TASK OBJECTIVE >> Retype the lines below word for word, from the line containing "vm-options-value: -Dserver.port=8082: [27, 229, 152, 243]" through the line containing "jre-prefix: java 8: [27, 193, 69, 207]", with both of those lines included.

-------- PROVIDED RECORDS --------

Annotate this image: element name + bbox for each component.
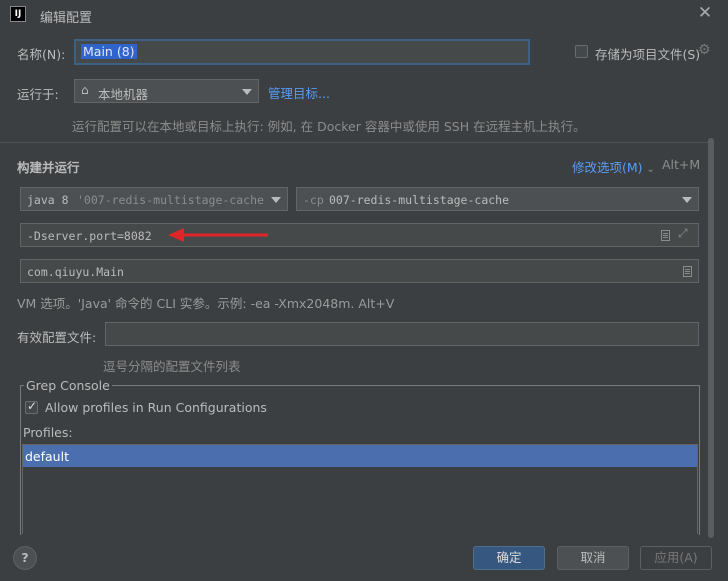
vm-options-value: -Dserver.port=8082: [27, 229, 152, 243]
name-input-value: Main (8): [81, 44, 137, 59]
cancel-button[interactable]: 取消: [557, 546, 629, 570]
run-on-select[interactable]: ⌂ 本地机器: [74, 79, 259, 103]
chevron-down-icon: [242, 89, 252, 95]
chevron-down-icon: [271, 197, 281, 203]
build-run-heading: 构建并运行: [17, 160, 80, 175]
red-arrow-annotation: [168, 228, 268, 242]
main-class-input[interactable]: com.qiuyu.Main: [20, 259, 699, 283]
apply-button[interactable]: 应用(A): [640, 546, 712, 570]
allow-profiles-checkbox[interactable]: [25, 399, 38, 414]
chevron-down-icon: ⌄: [646, 164, 655, 175]
intellij-app-icon: IJ: [10, 6, 26, 22]
vm-options-hint: VM 选项。'Java' 命令的 CLI 实参。示例: -ea -Xmx2048…: [17, 296, 395, 311]
profiles-list[interactable]: default: [22, 444, 698, 534]
profile-name: default: [25, 449, 69, 464]
expand-text-icon[interactable]: [661, 230, 670, 241]
name-input[interactable]: Main (8): [74, 39, 530, 65]
active-profiles-input[interactable]: [105, 322, 699, 346]
section-divider: [0, 142, 712, 143]
active-profiles-label: 有效配置文件:: [17, 330, 97, 345]
dialog-title: 编辑配置: [40, 11, 93, 26]
name-label: 名称(N):: [17, 47, 66, 62]
jre-module: '007-redis-multistage-cache: [77, 193, 264, 207]
store-as-project-file-label: 存储为项目文件(S): [595, 47, 701, 62]
title-bar: IJ 编辑配置 ✕: [0, 0, 728, 30]
home-icon: ⌂: [81, 83, 89, 97]
close-icon[interactable]: ✕: [695, 3, 715, 23]
profiles-label: Profiles:: [23, 425, 73, 440]
chevron-down-icon: [682, 197, 692, 203]
list-item[interactable]: default: [23, 445, 697, 467]
gear-icon[interactable]: ⚙: [698, 43, 712, 57]
fullscreen-icon[interactable]: ⤢: [678, 226, 688, 241]
run-on-selected: 本地机器: [98, 87, 149, 102]
manage-targets-link[interactable]: 管理目标...: [268, 83, 330, 102]
run-on-hint: 运行配置可以在本地或目标上执行: 例如, 在 Docker 容器中或使用 SSH…: [72, 119, 586, 134]
modify-options-shortcut: Alt+M: [662, 157, 701, 172]
vm-options-input[interactable]: -Dserver.port=8082 ⤢: [20, 223, 699, 247]
active-profiles-hint: 逗号分隔的配置文件列表: [103, 359, 241, 374]
jre-prefix: java 8: [27, 193, 69, 207]
modify-options-label: 修改选项(M): [572, 160, 643, 175]
browse-class-icon[interactable]: [683, 266, 692, 277]
jre-select[interactable]: java 8 '007-redis-multistage-cache: [20, 187, 288, 211]
ok-button[interactable]: 确定: [473, 546, 545, 570]
store-as-project-file-checkbox[interactable]: [575, 45, 588, 58]
scrollbar[interactable]: [708, 138, 714, 538]
help-icon[interactable]: ?: [13, 546, 37, 570]
modify-options-link[interactable]: 修改选项(M) ⌄: [572, 157, 655, 176]
main-class-value: com.qiuyu.Main: [27, 265, 124, 279]
run-on-label: 运行于:: [17, 87, 59, 102]
allow-profiles-label: Allow profiles in Run Configurations: [45, 400, 267, 415]
classpath-value: 007-redis-multistage-cache: [329, 193, 510, 207]
grep-console-title: Grep Console: [24, 378, 112, 393]
classpath-select[interactable]: -cp 007-redis-multistage-cache: [296, 187, 699, 211]
classpath-prefix: -cp: [303, 193, 324, 207]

--------

TASK ANSWER >>
vm-options-value: -Dserver.port=8082: [27, 229, 152, 243]
name-input-value: Main (8): [81, 44, 137, 59]
cancel-button[interactable]: 取消: [557, 546, 629, 570]
run-on-select[interactable]: ⌂ 本地机器: [74, 79, 259, 103]
chevron-down-icon: [242, 89, 252, 95]
chevron-down-icon: [271, 197, 281, 203]
build-run-heading: 构建并运行: [17, 160, 80, 175]
red-arrow-annotation: [168, 228, 268, 242]
main-class-input[interactable]: com.qiuyu.Main: [20, 259, 699, 283]
apply-button[interactable]: 应用(A): [640, 546, 712, 570]
allow-profiles-checkbox[interactable]: [25, 399, 38, 414]
chevron-down-icon: ⌄: [646, 164, 655, 175]
intellij-app-icon: IJ: [10, 6, 26, 22]
vm-options-hint: VM 选项。'Java' 命令的 CLI 实参。示例: -ea -Xmx2048…: [17, 296, 395, 311]
profiles-list[interactable]: default: [22, 444, 698, 534]
profile-name: default: [25, 449, 69, 464]
expand-text-icon[interactable]: [661, 230, 670, 241]
name-input[interactable]: Main (8): [74, 39, 530, 65]
active-profiles-input[interactable]: [105, 322, 699, 346]
section-divider: [0, 142, 712, 143]
active-profiles-label: 有效配置文件:: [17, 330, 97, 345]
dialog-title: 编辑配置: [40, 11, 93, 26]
name-label: 名称(N):: [17, 47, 66, 62]
jre-module: '007-redis-multistage-cache: [77, 193, 264, 207]
store-as-project-file-label: 存储为项目文件(S): [595, 47, 701, 62]
title-bar: IJ 编辑配置 ✕: [0, 0, 728, 30]
home-icon: ⌂: [81, 83, 89, 97]
close-icon[interactable]: ✕: [695, 3, 715, 23]
profiles-label: Profiles:: [23, 425, 73, 440]
chevron-down-icon: [682, 197, 692, 203]
list-item[interactable]: default: [23, 445, 697, 467]
gear-icon[interactable]: ⚙: [698, 43, 712, 57]
fullscreen-icon[interactable]: ⤢: [678, 226, 688, 241]
run-on-selected: 本地机器: [98, 87, 149, 102]
manage-targets-link[interactable]: 管理目标...: [268, 83, 330, 102]
run-on-hint: 运行配置可以在本地或目标上执行: 例如, 在 Docker 容器中或使用 SSH…: [72, 119, 586, 134]
modify-options-shortcut: Alt+M: [662, 157, 701, 172]
vm-options-input[interactable]: -Dserver.port=8082 ⤢: [20, 223, 699, 247]
active-profiles-hint: 逗号分隔的配置文件列表: [103, 359, 241, 374]
jre-prefix: java 8: [27, 193, 69, 207]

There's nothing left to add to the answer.